# DATA TO PROCESS
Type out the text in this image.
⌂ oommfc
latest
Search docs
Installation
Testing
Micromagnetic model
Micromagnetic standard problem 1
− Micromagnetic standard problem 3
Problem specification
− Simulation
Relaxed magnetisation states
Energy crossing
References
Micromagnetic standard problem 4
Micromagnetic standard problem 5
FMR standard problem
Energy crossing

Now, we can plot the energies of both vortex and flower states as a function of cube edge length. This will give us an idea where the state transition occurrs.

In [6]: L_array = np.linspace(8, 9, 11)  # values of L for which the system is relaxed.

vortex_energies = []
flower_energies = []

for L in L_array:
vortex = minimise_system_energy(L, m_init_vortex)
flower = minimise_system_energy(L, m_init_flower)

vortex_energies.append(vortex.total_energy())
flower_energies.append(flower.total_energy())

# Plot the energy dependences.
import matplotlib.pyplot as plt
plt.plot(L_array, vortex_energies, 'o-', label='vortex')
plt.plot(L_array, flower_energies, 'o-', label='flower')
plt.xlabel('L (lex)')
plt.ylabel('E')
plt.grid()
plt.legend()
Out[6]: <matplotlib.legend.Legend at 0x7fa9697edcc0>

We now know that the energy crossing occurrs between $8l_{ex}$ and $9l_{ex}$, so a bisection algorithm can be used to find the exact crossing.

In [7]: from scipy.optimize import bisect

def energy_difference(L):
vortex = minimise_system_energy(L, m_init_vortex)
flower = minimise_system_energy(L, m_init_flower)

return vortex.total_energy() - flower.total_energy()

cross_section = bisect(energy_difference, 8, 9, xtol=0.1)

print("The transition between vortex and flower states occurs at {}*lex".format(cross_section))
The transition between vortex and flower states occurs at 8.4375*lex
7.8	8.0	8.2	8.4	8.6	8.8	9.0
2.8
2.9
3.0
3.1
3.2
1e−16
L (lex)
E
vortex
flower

# TASK STATEMENT
Report how many lines of the records above contain the word "legend", giving only the number.

# OUTPUT FOR THIS EXERCISE
2